## Entries shown
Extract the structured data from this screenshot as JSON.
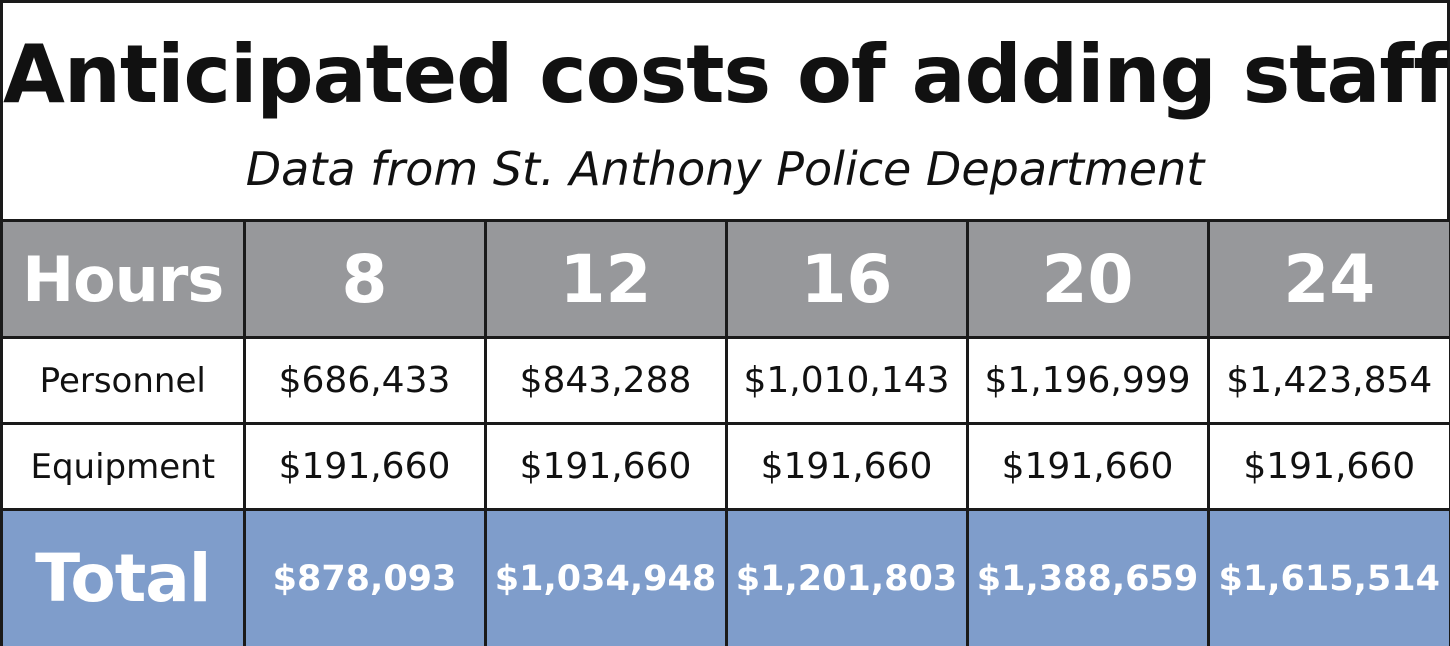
{
  "chart_data": {
    "type": "table",
    "title": "Anticipated costs of adding staff",
    "subtitle": "Data from St. Anthony Police Department",
    "header_label": "Hours",
    "columns": [
      "8",
      "12",
      "16",
      "20",
      "24"
    ],
    "rows": [
      {
        "label": "Personnel",
        "values": [
          "$686,433",
          "$843,288",
          "$1,010,143",
          "$1,196,999",
          "$1,423,854"
        ]
      },
      {
        "label": "Equipment",
        "values": [
          "$191,660",
          "$191,660",
          "$191,660",
          "$191,660",
          "$191,660"
        ]
      },
      {
        "label": "Total",
        "values": [
          "$878,093",
          "$1,034,948",
          "$1,201,803",
          "$1,388,659",
          "$1,615,514"
        ]
      }
    ],
    "numeric": {
      "hours": [
        8,
        12,
        16,
        20,
        24
      ],
      "personnel": [
        686433,
        843288,
        1010143,
        1196999,
        1423854
      ],
      "equipment": [
        191660,
        191660,
        191660,
        191660,
        191660
      ],
      "total": [
        878093,
        1034948,
        1201803,
        1388659,
        1615514
      ]
    },
    "colors": {
      "header_bg": "#97989b",
      "total_bg": "#7f9dcb",
      "body_bg": "#ffffff",
      "border": "#1a1a1a"
    }
  }
}
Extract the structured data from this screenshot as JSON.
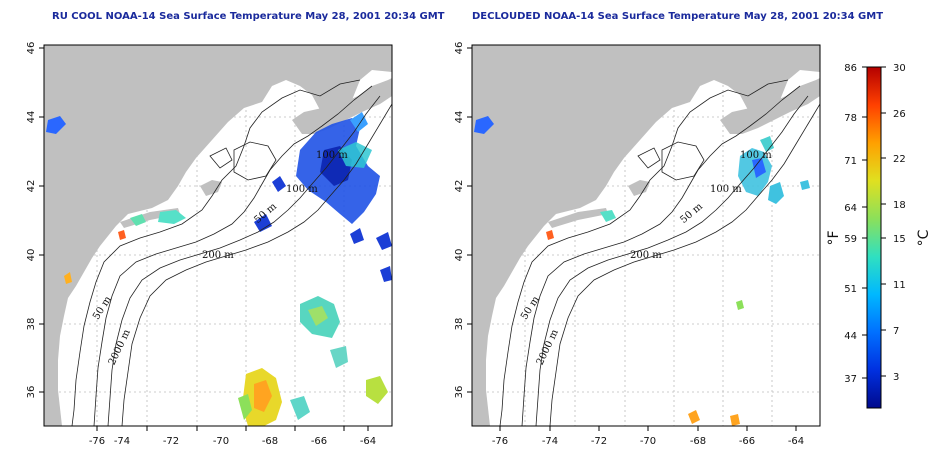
{
  "panels": [
    {
      "title": "RU COOL NOAA-14 Sea Surface Temperature May 28, 2001 20:34 GMT",
      "contour_labels": [
        "100 m",
        "100 m",
        "50 m",
        "200 m",
        "50 m",
        "2000 m"
      ]
    },
    {
      "title": "DECLOUDED NOAA-14 Sea Surface Temperature May 28, 2001 20:34 GMT",
      "contour_labels": [
        "100 m",
        "100 m",
        "50 m",
        "200 m",
        "50 m",
        "2000 m"
      ]
    }
  ],
  "axes": {
    "x_ticks": [
      "-76",
      "-74",
      "-72",
      "-70",
      "-68",
      "-66",
      "-64"
    ],
    "y_ticks": [
      "46",
      "44",
      "42",
      "40",
      "38",
      "36"
    ]
  },
  "colorbar": {
    "left_unit": "°F",
    "right_unit": "°C",
    "fahrenheit_ticks": [
      "86",
      "78",
      "71",
      "64",
      "59",
      "51",
      "44",
      "37"
    ],
    "celsius_ticks": [
      "30",
      "26",
      "22",
      "18",
      "15",
      "11",
      "7",
      "3"
    ],
    "colors": [
      "#000a8c",
      "#0030e0",
      "#0070ff",
      "#00b8ff",
      "#30e0c0",
      "#8ce05a",
      "#e0e020",
      "#ffa000",
      "#ff4000",
      "#b40000"
    ]
  },
  "map_colors": {
    "land": "#c0c0c0",
    "water": "#ffffff",
    "grid": "#bdbdbd",
    "contour": "#222222"
  }
}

## Work instructions
Output every entry word for word, but omit the pictures.

## Exercise output
Extract the structured data from this screenshot as JSON.
{
  "chart_data": {
    "type": "table",
    "title": "Anticipated costs of adding staff",
    "subtitle": "Data from St. Anthony Police Department",
    "header_label": "Hours",
    "columns": [
      "8",
      "12",
      "16",
      "20",
      "24"
    ],
    "rows": [
      {
        "label": "Personnel",
        "values": [
          "$686,433",
          "$843,288",
          "$1,010,143",
          "$1,196,999",
          "$1,423,854"
        ]
      },
      {
        "label": "Equipment",
        "values": [
          "$191,660",
          "$191,660",
          "$191,660",
          "$191,660",
          "$191,660"
        ]
      },
      {
        "label": "Total",
        "values": [
          "$878,093",
          "$1,034,948",
          "$1,201,803",
          "$1,388,659",
          "$1,615,514"
        ]
      }
    ],
    "numeric": {
      "hours": [
        8,
        12,
        16,
        20,
        24
      ],
      "personnel": [
        686433,
        843288,
        1010143,
        1196999,
        1423854
      ],
      "equipment": [
        191660,
        191660,
        191660,
        191660,
        191660
      ],
      "total": [
        878093,
        1034948,
        1201803,
        1388659,
        1615514
      ]
    },
    "colors": {
      "header_bg": "#97989b",
      "total_bg": "#7f9dcb",
      "body_bg": "#ffffff",
      "border": "#1a1a1a"
    }
  }
}
Extract the structured data from this screenshot as JSON.
{
  "panels": [
    {
      "title": "RU COOL NOAA-14 Sea Surface Temperature May 28, 2001 20:34 GMT",
      "contour_labels": [
        "100 m",
        "100 m",
        "50 m",
        "200 m",
        "50 m",
        "2000 m"
      ]
    },
    {
      "title": "DECLOUDED NOAA-14 Sea Surface Temperature May 28, 2001 20:34 GMT",
      "contour_labels": [
        "100 m",
        "100 m",
        "50 m",
        "200 m",
        "50 m",
        "2000 m"
      ]
    }
  ],
  "axes": {
    "x_ticks": [
      "-76",
      "-74",
      "-72",
      "-70",
      "-68",
      "-66",
      "-64"
    ],
    "y_ticks": [
      "46",
      "44",
      "42",
      "40",
      "38",
      "36"
    ]
  },
  "colorbar": {
    "left_unit": "°F",
    "right_unit": "°C",
    "fahrenheit_ticks": [
      "86",
      "78",
      "71",
      "64",
      "59",
      "51",
      "44",
      "37"
    ],
    "celsius_ticks": [
      "30",
      "26",
      "22",
      "18",
      "15",
      "11",
      "7",
      "3"
    ],
    "colors": [
      "#000a8c",
      "#0030e0",
      "#0070ff",
      "#00b8ff",
      "#30e0c0",
      "#8ce05a",
      "#e0e020",
      "#ffa000",
      "#ff4000",
      "#b40000"
    ]
  },
  "map_colors": {
    "land": "#c0c0c0",
    "water": "#ffffff",
    "grid": "#bdbdbd",
    "contour": "#222222"
  }
}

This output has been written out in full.